Dataset listings of figures:

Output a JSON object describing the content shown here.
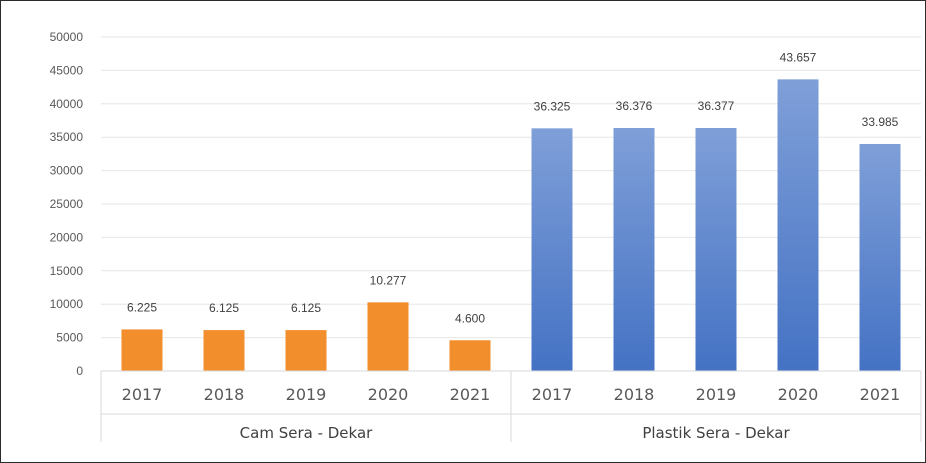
{
  "chart_data": {
    "type": "bar",
    "groups": [
      {
        "name": "Cam Sera - Dekar",
        "categories": [
          "2017",
          "2018",
          "2019",
          "2020",
          "2021"
        ],
        "values": [
          6225,
          6125,
          6125,
          10277,
          4600
        ],
        "labels": [
          "6.225",
          "6.125",
          "6.125",
          "10.277",
          "4.600"
        ],
        "color": "#F28E2B"
      },
      {
        "name": "Plastik Sera - Dekar",
        "categories": [
          "2017",
          "2018",
          "2019",
          "2020",
          "2021"
        ],
        "values": [
          36325,
          36376,
          36377,
          43657,
          33985
        ],
        "labels": [
          "36.325",
          "36.376",
          "36.377",
          "43.657",
          "33.985"
        ],
        "color": "#4472C4",
        "color_light": "#7F9FD8"
      }
    ],
    "ylim": [
      0,
      50000
    ],
    "yticks": [
      "0",
      "5000",
      "10000",
      "15000",
      "20000",
      "25000",
      "30000",
      "35000",
      "40000",
      "45000",
      "50000"
    ],
    "grid": true,
    "title": "",
    "xlabel": "",
    "ylabel": ""
  }
}
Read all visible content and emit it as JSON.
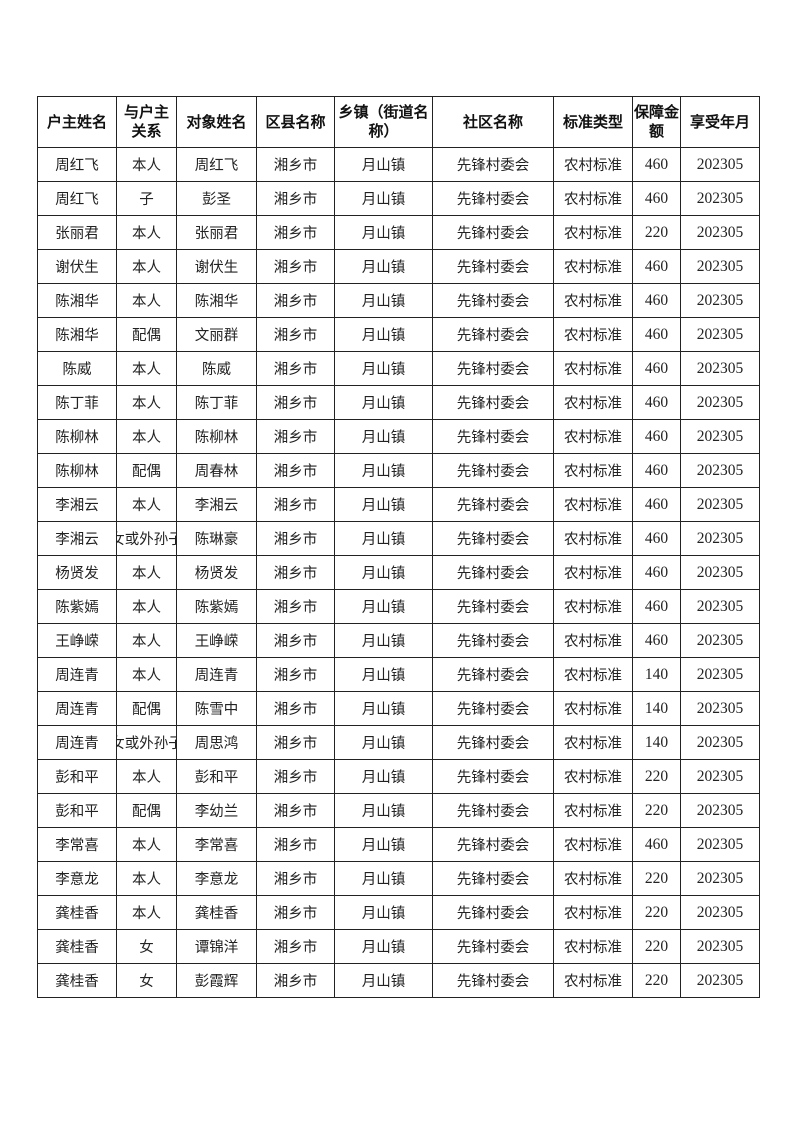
{
  "headers": [
    "户主姓名",
    "与户主关系",
    "对象姓名",
    "区县名称",
    "乡镇（街道名称）",
    "社区名称",
    "标准类型",
    "保障金额",
    "享受年月"
  ],
  "rows": [
    [
      "周红飞",
      "本人",
      "周红飞",
      "湘乡市",
      "月山镇",
      "先锋村委会",
      "农村标准",
      "460",
      "202305"
    ],
    [
      "周红飞",
      "子",
      "彭圣",
      "湘乡市",
      "月山镇",
      "先锋村委会",
      "农村标准",
      "460",
      "202305"
    ],
    [
      "张丽君",
      "本人",
      "张丽君",
      "湘乡市",
      "月山镇",
      "先锋村委会",
      "农村标准",
      "220",
      "202305"
    ],
    [
      "谢伏生",
      "本人",
      "谢伏生",
      "湘乡市",
      "月山镇",
      "先锋村委会",
      "农村标准",
      "460",
      "202305"
    ],
    [
      "陈湘华",
      "本人",
      "陈湘华",
      "湘乡市",
      "月山镇",
      "先锋村委会",
      "农村标准",
      "460",
      "202305"
    ],
    [
      "陈湘华",
      "配偶",
      "文丽群",
      "湘乡市",
      "月山镇",
      "先锋村委会",
      "农村标准",
      "460",
      "202305"
    ],
    [
      "陈威",
      "本人",
      "陈威",
      "湘乡市",
      "月山镇",
      "先锋村委会",
      "农村标准",
      "460",
      "202305"
    ],
    [
      "陈丁菲",
      "本人",
      "陈丁菲",
      "湘乡市",
      "月山镇",
      "先锋村委会",
      "农村标准",
      "460",
      "202305"
    ],
    [
      "陈柳林",
      "本人",
      "陈柳林",
      "湘乡市",
      "月山镇",
      "先锋村委会",
      "农村标准",
      "460",
      "202305"
    ],
    [
      "陈柳林",
      "配偶",
      "周春林",
      "湘乡市",
      "月山镇",
      "先锋村委会",
      "农村标准",
      "460",
      "202305"
    ],
    [
      "李湘云",
      "本人",
      "李湘云",
      "湘乡市",
      "月山镇",
      "先锋村委会",
      "农村标准",
      "460",
      "202305"
    ],
    [
      "李湘云",
      "子女或外孙子女",
      "陈琳豪",
      "湘乡市",
      "月山镇",
      "先锋村委会",
      "农村标准",
      "460",
      "202305"
    ],
    [
      "杨贤发",
      "本人",
      "杨贤发",
      "湘乡市",
      "月山镇",
      "先锋村委会",
      "农村标准",
      "460",
      "202305"
    ],
    [
      "陈紫嫣",
      "本人",
      "陈紫嫣",
      "湘乡市",
      "月山镇",
      "先锋村委会",
      "农村标准",
      "460",
      "202305"
    ],
    [
      "王峥嵘",
      "本人",
      "王峥嵘",
      "湘乡市",
      "月山镇",
      "先锋村委会",
      "农村标准",
      "460",
      "202305"
    ],
    [
      "周连青",
      "本人",
      "周连青",
      "湘乡市",
      "月山镇",
      "先锋村委会",
      "农村标准",
      "140",
      "202305"
    ],
    [
      "周连青",
      "配偶",
      "陈雪中",
      "湘乡市",
      "月山镇",
      "先锋村委会",
      "农村标准",
      "140",
      "202305"
    ],
    [
      "周连青",
      "子女或外孙子女",
      "周思鸿",
      "湘乡市",
      "月山镇",
      "先锋村委会",
      "农村标准",
      "140",
      "202305"
    ],
    [
      "彭和平",
      "本人",
      "彭和平",
      "湘乡市",
      "月山镇",
      "先锋村委会",
      "农村标准",
      "220",
      "202305"
    ],
    [
      "彭和平",
      "配偶",
      "李幼兰",
      "湘乡市",
      "月山镇",
      "先锋村委会",
      "农村标准",
      "220",
      "202305"
    ],
    [
      "李常喜",
      "本人",
      "李常喜",
      "湘乡市",
      "月山镇",
      "先锋村委会",
      "农村标准",
      "460",
      "202305"
    ],
    [
      "李意龙",
      "本人",
      "李意龙",
      "湘乡市",
      "月山镇",
      "先锋村委会",
      "农村标准",
      "220",
      "202305"
    ],
    [
      "龚桂香",
      "本人",
      "龚桂香",
      "湘乡市",
      "月山镇",
      "先锋村委会",
      "农村标准",
      "220",
      "202305"
    ],
    [
      "龚桂香",
      "女",
      "谭锦洋",
      "湘乡市",
      "月山镇",
      "先锋村委会",
      "农村标准",
      "220",
      "202305"
    ],
    [
      "龚桂香",
      "女",
      "彭霞辉",
      "湘乡市",
      "月山镇",
      "先锋村委会",
      "农村标准",
      "220",
      "202305"
    ]
  ]
}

DIRECTIVE:
From the material above, reproduce everything verbatim except the pictures.

COMPLETE ANSWER:
Output a JSON object describing the content shown here.
{
  "chart_data": {
    "type": "bar",
    "groups": [
      {
        "name": "Cam Sera - Dekar",
        "categories": [
          "2017",
          "2018",
          "2019",
          "2020",
          "2021"
        ],
        "values": [
          6225,
          6125,
          6125,
          10277,
          4600
        ],
        "labels": [
          "6.225",
          "6.125",
          "6.125",
          "10.277",
          "4.600"
        ],
        "color": "#F28E2B"
      },
      {
        "name": "Plastik Sera - Dekar",
        "categories": [
          "2017",
          "2018",
          "2019",
          "2020",
          "2021"
        ],
        "values": [
          36325,
          36376,
          36377,
          43657,
          33985
        ],
        "labels": [
          "36.325",
          "36.376",
          "36.377",
          "43.657",
          "33.985"
        ],
        "color": "#4472C4",
        "color_light": "#7F9FD8"
      }
    ],
    "ylim": [
      0,
      50000
    ],
    "yticks": [
      "0",
      "5000",
      "10000",
      "15000",
      "20000",
      "25000",
      "30000",
      "35000",
      "40000",
      "45000",
      "50000"
    ],
    "grid": true,
    "title": "",
    "xlabel": "",
    "ylabel": ""
  }
}
Read all visible content and emit it as JSON.
{
  "headers": [
    "户主姓名",
    "与户主关系",
    "对象姓名",
    "区县名称",
    "乡镇（街道名称）",
    "社区名称",
    "标准类型",
    "保障金额",
    "享受年月"
  ],
  "rows": [
    [
      "周红飞",
      "本人",
      "周红飞",
      "湘乡市",
      "月山镇",
      "先锋村委会",
      "农村标准",
      "460",
      "202305"
    ],
    [
      "周红飞",
      "子",
      "彭圣",
      "湘乡市",
      "月山镇",
      "先锋村委会",
      "农村标准",
      "460",
      "202305"
    ],
    [
      "张丽君",
      "本人",
      "张丽君",
      "湘乡市",
      "月山镇",
      "先锋村委会",
      "农村标准",
      "220",
      "202305"
    ],
    [
      "谢伏生",
      "本人",
      "谢伏生",
      "湘乡市",
      "月山镇",
      "先锋村委会",
      "农村标准",
      "460",
      "202305"
    ],
    [
      "陈湘华",
      "本人",
      "陈湘华",
      "湘乡市",
      "月山镇",
      "先锋村委会",
      "农村标准",
      "460",
      "202305"
    ],
    [
      "陈湘华",
      "配偶",
      "文丽群",
      "湘乡市",
      "月山镇",
      "先锋村委会",
      "农村标准",
      "460",
      "202305"
    ],
    [
      "陈威",
      "本人",
      "陈威",
      "湘乡市",
      "月山镇",
      "先锋村委会",
      "农村标准",
      "460",
      "202305"
    ],
    [
      "陈丁菲",
      "本人",
      "陈丁菲",
      "湘乡市",
      "月山镇",
      "先锋村委会",
      "农村标准",
      "460",
      "202305"
    ],
    [
      "陈柳林",
      "本人",
      "陈柳林",
      "湘乡市",
      "月山镇",
      "先锋村委会",
      "农村标准",
      "460",
      "202305"
    ],
    [
      "陈柳林",
      "配偶",
      "周春林",
      "湘乡市",
      "月山镇",
      "先锋村委会",
      "农村标准",
      "460",
      "202305"
    ],
    [
      "李湘云",
      "本人",
      "李湘云",
      "湘乡市",
      "月山镇",
      "先锋村委会",
      "农村标准",
      "460",
      "202305"
    ],
    [
      "李湘云",
      "子女或外孙子女",
      "陈琳豪",
      "湘乡市",
      "月山镇",
      "先锋村委会",
      "农村标准",
      "460",
      "202305"
    ],
    [
      "杨贤发",
      "本人",
      "杨贤发",
      "湘乡市",
      "月山镇",
      "先锋村委会",
      "农村标准",
      "460",
      "202305"
    ],
    [
      "陈紫嫣",
      "本人",
      "陈紫嫣",
      "湘乡市",
      "月山镇",
      "先锋村委会",
      "农村标准",
      "460",
      "202305"
    ],
    [
      "王峥嵘",
      "本人",
      "王峥嵘",
      "湘乡市",
      "月山镇",
      "先锋村委会",
      "农村标准",
      "460",
      "202305"
    ],
    [
      "周连青",
      "本人",
      "周连青",
      "湘乡市",
      "月山镇",
      "先锋村委会",
      "农村标准",
      "140",
      "202305"
    ],
    [
      "周连青",
      "配偶",
      "陈雪中",
      "湘乡市",
      "月山镇",
      "先锋村委会",
      "农村标准",
      "140",
      "202305"
    ],
    [
      "周连青",
      "子女或外孙子女",
      "周思鸿",
      "湘乡市",
      "月山镇",
      "先锋村委会",
      "农村标准",
      "140",
      "202305"
    ],
    [
      "彭和平",
      "本人",
      "彭和平",
      "湘乡市",
      "月山镇",
      "先锋村委会",
      "农村标准",
      "220",
      "202305"
    ],
    [
      "彭和平",
      "配偶",
      "李幼兰",
      "湘乡市",
      "月山镇",
      "先锋村委会",
      "农村标准",
      "220",
      "202305"
    ],
    [
      "李常喜",
      "本人",
      "李常喜",
      "湘乡市",
      "月山镇",
      "先锋村委会",
      "农村标准",
      "460",
      "202305"
    ],
    [
      "李意龙",
      "本人",
      "李意龙",
      "湘乡市",
      "月山镇",
      "先锋村委会",
      "农村标准",
      "220",
      "202305"
    ],
    [
      "龚桂香",
      "本人",
      "龚桂香",
      "湘乡市",
      "月山镇",
      "先锋村委会",
      "农村标准",
      "220",
      "202305"
    ],
    [
      "龚桂香",
      "女",
      "谭锦洋",
      "湘乡市",
      "月山镇",
      "先锋村委会",
      "农村标准",
      "220",
      "202305"
    ],
    [
      "龚桂香",
      "女",
      "彭霞辉",
      "湘乡市",
      "月山镇",
      "先锋村委会",
      "农村标准",
      "220",
      "202305"
    ]
  ]
}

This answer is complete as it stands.